Carry none of the pictures over; write out the complete data exactly.

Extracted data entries
---

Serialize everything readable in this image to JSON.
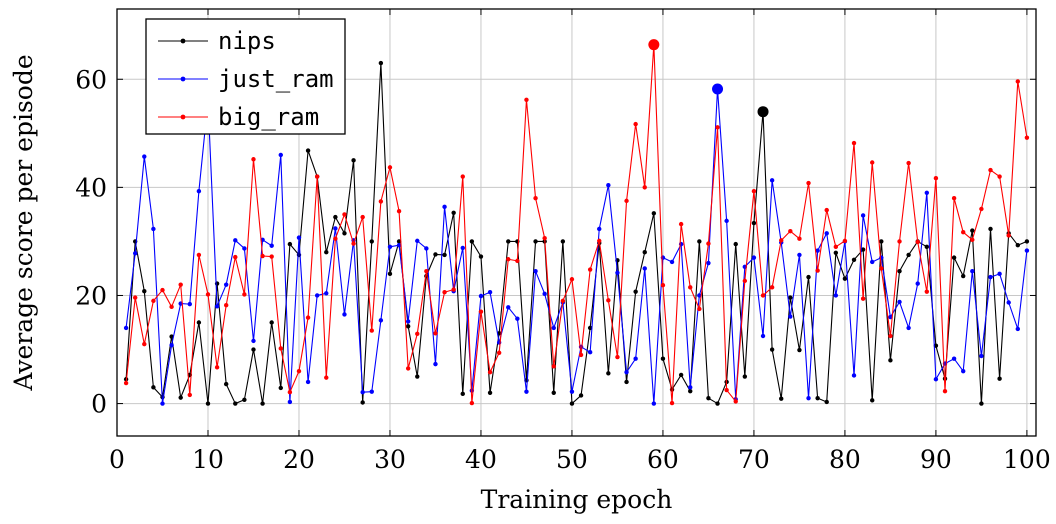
{
  "chart_data": {
    "type": "line",
    "title": "",
    "xlabel": "Training epoch",
    "ylabel": "Average score per episode",
    "xlim": [
      0,
      101
    ],
    "ylim": [
      -6,
      73
    ],
    "xticks": [
      0,
      10,
      20,
      30,
      40,
      50,
      60,
      70,
      80,
      90,
      100
    ],
    "yticks": [
      0,
      20,
      40,
      60
    ],
    "grid": true,
    "legend": "top-left",
    "x": [
      1,
      2,
      3,
      4,
      5,
      6,
      7,
      8,
      9,
      10,
      11,
      12,
      13,
      14,
      15,
      16,
      17,
      18,
      19,
      20,
      21,
      22,
      23,
      24,
      25,
      26,
      27,
      28,
      29,
      30,
      31,
      32,
      33,
      34,
      35,
      36,
      37,
      38,
      39,
      40,
      41,
      42,
      43,
      44,
      45,
      46,
      47,
      48,
      49,
      50,
      51,
      52,
      53,
      54,
      55,
      56,
      57,
      58,
      59,
      60,
      61,
      62,
      63,
      64,
      65,
      66,
      67,
      68,
      69,
      70,
      71,
      72,
      73,
      74,
      75,
      76,
      77,
      78,
      79,
      80,
      81,
      82,
      83,
      84,
      85,
      86,
      87,
      88,
      89,
      90,
      91,
      92,
      93,
      94,
      95,
      96,
      97,
      98,
      99,
      100
    ],
    "series": [
      {
        "name": "nips",
        "color": "#000000",
        "highlight_index": 70,
        "values": [
          4.5,
          30,
          20.8,
          3,
          1.2,
          12.4,
          1.1,
          5.3,
          15,
          0,
          22.2,
          3.6,
          0,
          0.7,
          10,
          0,
          15,
          2.9,
          29.5,
          27.5,
          46.8,
          42,
          28,
          34.5,
          31.5,
          45,
          0.2,
          30,
          63,
          24,
          30,
          14.3,
          5,
          23.6,
          27.6,
          27.5,
          35.3,
          1.8,
          30,
          27.2,
          2,
          13,
          30,
          30,
          4.3,
          30,
          30,
          2,
          30,
          0,
          1.5,
          14,
          29.7,
          5.6,
          26.5,
          4,
          20.7,
          28,
          35.2,
          8.3,
          2.6,
          5.3,
          2.3,
          30,
          1,
          0,
          4,
          29.5,
          5,
          33.4,
          54,
          10,
          0.9,
          19.6,
          9.9,
          23.4,
          1,
          0.3,
          27.9,
          23.1,
          26.6,
          28.5,
          0.6,
          30,
          8,
          24.5,
          27.5,
          30,
          29,
          10.7,
          4.6,
          27,
          23.6,
          32,
          0,
          32.3,
          4.6,
          31.5,
          29.3,
          30
        ]
      },
      {
        "name": "just_ram",
        "color": "#0000ff",
        "highlight_index": 65,
        "values": [
          14,
          27.8,
          45.7,
          32.3,
          0,
          10.8,
          18.5,
          18.4,
          39.3,
          56,
          18,
          22,
          30.2,
          28.7,
          11.6,
          30.3,
          29.2,
          46,
          0.3,
          30.7,
          4,
          20,
          20.4,
          32.4,
          16.5,
          30.2,
          2.1,
          2.2,
          15.4,
          29,
          29.3,
          15.2,
          30.1,
          28.7,
          7.3,
          36.4,
          20.8,
          28.8,
          2.4,
          19.9,
          20.6,
          11.3,
          17.8,
          15.7,
          2.2,
          24.5,
          20.3,
          14,
          18.7,
          2.2,
          10.5,
          9.5,
          32.3,
          40.4,
          24.2,
          5.8,
          8.3,
          25,
          0,
          27,
          26.2,
          29.5,
          3,
          20,
          26,
          58.2,
          33.8,
          0.8,
          25.3,
          27,
          12.5,
          41.3,
          29.8,
          16.1,
          27.5,
          1,
          28.3,
          31.5,
          20,
          30,
          5.2,
          34.8,
          26.2,
          27,
          16,
          18.8,
          14,
          22.2,
          39,
          4.5,
          7.4,
          8.3,
          6,
          24.5,
          8.8,
          23.4,
          24,
          18.7,
          13.8,
          28.3
        ]
      },
      {
        "name": "big_ram",
        "color": "#ff0000",
        "highlight_index": 58,
        "values": [
          3.8,
          19.6,
          11,
          19,
          21,
          17.9,
          22,
          1.6,
          27.5,
          20.2,
          6.7,
          18.2,
          27.1,
          20.2,
          45.2,
          27.3,
          27.2,
          10.2,
          2.1,
          6,
          15.9,
          42,
          4.8,
          30.5,
          35,
          29.6,
          34.5,
          13.5,
          37.4,
          43.7,
          35.6,
          6.5,
          12.9,
          24.5,
          13,
          20.6,
          21.1,
          42,
          0.1,
          17,
          5.8,
          9.4,
          26.7,
          26.4,
          56.2,
          38,
          30.6,
          6.9,
          19,
          23,
          9,
          24.8,
          30.1,
          19.1,
          8.6,
          37.5,
          51.7,
          40,
          66.4,
          21.9,
          0.1,
          33.2,
          21.5,
          17.5,
          29.6,
          51.1,
          2.5,
          0.4,
          22.7,
          39.3,
          20,
          21.5,
          30.2,
          31.9,
          30.5,
          40.8,
          24.6,
          35.8,
          29,
          30.1,
          48.2,
          19.4,
          44.6,
          25,
          12.5,
          30,
          44.5,
          29.9,
          20.7,
          41.7,
          2.3,
          38,
          31.7,
          30.3,
          36,
          43.2,
          42,
          31.1,
          59.6,
          49.2
        ]
      }
    ]
  }
}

---

● **Response below**:
Serialize everything readable in this image to JSON.
{
  "chart_data": {
    "type": "line",
    "title": "",
    "xlabel": "Training epoch",
    "ylabel": "Average score per episode",
    "xlim": [
      0,
      101
    ],
    "ylim": [
      -6,
      73
    ],
    "xticks": [
      0,
      10,
      20,
      30,
      40,
      50,
      60,
      70,
      80,
      90,
      100
    ],
    "yticks": [
      0,
      20,
      40,
      60
    ],
    "grid": true,
    "legend": "top-left",
    "x": [
      1,
      2,
      3,
      4,
      5,
      6,
      7,
      8,
      9,
      10,
      11,
      12,
      13,
      14,
      15,
      16,
      17,
      18,
      19,
      20,
      21,
      22,
      23,
      24,
      25,
      26,
      27,
      28,
      29,
      30,
      31,
      32,
      33,
      34,
      35,
      36,
      37,
      38,
      39,
      40,
      41,
      42,
      43,
      44,
      45,
      46,
      47,
      48,
      49,
      50,
      51,
      52,
      53,
      54,
      55,
      56,
      57,
      58,
      59,
      60,
      61,
      62,
      63,
      64,
      65,
      66,
      67,
      68,
      69,
      70,
      71,
      72,
      73,
      74,
      75,
      76,
      77,
      78,
      79,
      80,
      81,
      82,
      83,
      84,
      85,
      86,
      87,
      88,
      89,
      90,
      91,
      92,
      93,
      94,
      95,
      96,
      97,
      98,
      99,
      100
    ],
    "series": [
      {
        "name": "nips",
        "color": "#000000",
        "highlight_index": 70,
        "values": [
          4.5,
          30,
          20.8,
          3,
          1.2,
          12.4,
          1.1,
          5.3,
          15,
          0,
          22.2,
          3.6,
          0,
          0.7,
          10,
          0,
          15,
          2.9,
          29.5,
          27.5,
          46.8,
          42,
          28,
          34.5,
          31.5,
          45,
          0.2,
          30,
          63,
          24,
          30,
          14.3,
          5,
          23.6,
          27.6,
          27.5,
          35.3,
          1.8,
          30,
          27.2,
          2,
          13,
          30,
          30,
          4.3,
          30,
          30,
          2,
          30,
          0,
          1.5,
          14,
          29.7,
          5.6,
          26.5,
          4,
          20.7,
          28,
          35.2,
          8.3,
          2.6,
          5.3,
          2.3,
          30,
          1,
          0,
          4,
          29.5,
          5,
          33.4,
          54,
          10,
          0.9,
          19.6,
          9.9,
          23.4,
          1,
          0.3,
          27.9,
          23.1,
          26.6,
          28.5,
          0.6,
          30,
          8,
          24.5,
          27.5,
          30,
          29,
          10.7,
          4.6,
          27,
          23.6,
          32,
          0,
          32.3,
          4.6,
          31.5,
          29.3,
          30
        ]
      },
      {
        "name": "just_ram",
        "color": "#0000ff",
        "highlight_index": 65,
        "values": [
          14,
          27.8,
          45.7,
          32.3,
          0,
          10.8,
          18.5,
          18.4,
          39.3,
          56,
          18,
          22,
          30.2,
          28.7,
          11.6,
          30.3,
          29.2,
          46,
          0.3,
          30.7,
          4,
          20,
          20.4,
          32.4,
          16.5,
          30.2,
          2.1,
          2.2,
          15.4,
          29,
          29.3,
          15.2,
          30.1,
          28.7,
          7.3,
          36.4,
          20.8,
          28.8,
          2.4,
          19.9,
          20.6,
          11.3,
          17.8,
          15.7,
          2.2,
          24.5,
          20.3,
          14,
          18.7,
          2.2,
          10.5,
          9.5,
          32.3,
          40.4,
          24.2,
          5.8,
          8.3,
          25,
          0,
          27,
          26.2,
          29.5,
          3,
          20,
          26,
          58.2,
          33.8,
          0.8,
          25.3,
          27,
          12.5,
          41.3,
          29.8,
          16.1,
          27.5,
          1,
          28.3,
          31.5,
          20,
          30,
          5.2,
          34.8,
          26.2,
          27,
          16,
          18.8,
          14,
          22.2,
          39,
          4.5,
          7.4,
          8.3,
          6,
          24.5,
          8.8,
          23.4,
          24,
          18.7,
          13.8,
          28.3
        ]
      },
      {
        "name": "big_ram",
        "color": "#ff0000",
        "highlight_index": 58,
        "values": [
          3.8,
          19.6,
          11,
          19,
          21,
          17.9,
          22,
          1.6,
          27.5,
          20.2,
          6.7,
          18.2,
          27.1,
          20.2,
          45.2,
          27.3,
          27.2,
          10.2,
          2.1,
          6,
          15.9,
          42,
          4.8,
          30.5,
          35,
          29.6,
          34.5,
          13.5,
          37.4,
          43.7,
          35.6,
          6.5,
          12.9,
          24.5,
          13,
          20.6,
          21.1,
          42,
          0.1,
          17,
          5.8,
          9.4,
          26.7,
          26.4,
          56.2,
          38,
          30.6,
          6.9,
          19,
          23,
          9,
          24.8,
          30.1,
          19.1,
          8.6,
          37.5,
          51.7,
          40,
          66.4,
          21.9,
          0.1,
          33.2,
          21.5,
          17.5,
          29.6,
          51.1,
          2.5,
          0.4,
          22.7,
          39.3,
          20,
          21.5,
          30.2,
          31.9,
          30.5,
          40.8,
          24.6,
          35.8,
          29,
          30.1,
          48.2,
          19.4,
          44.6,
          25,
          12.5,
          30,
          44.5,
          29.9,
          20.7,
          41.7,
          2.3,
          38,
          31.7,
          30.3,
          36,
          43.2,
          42,
          31.1,
          59.6,
          49.2
        ]
      }
    ]
  }
}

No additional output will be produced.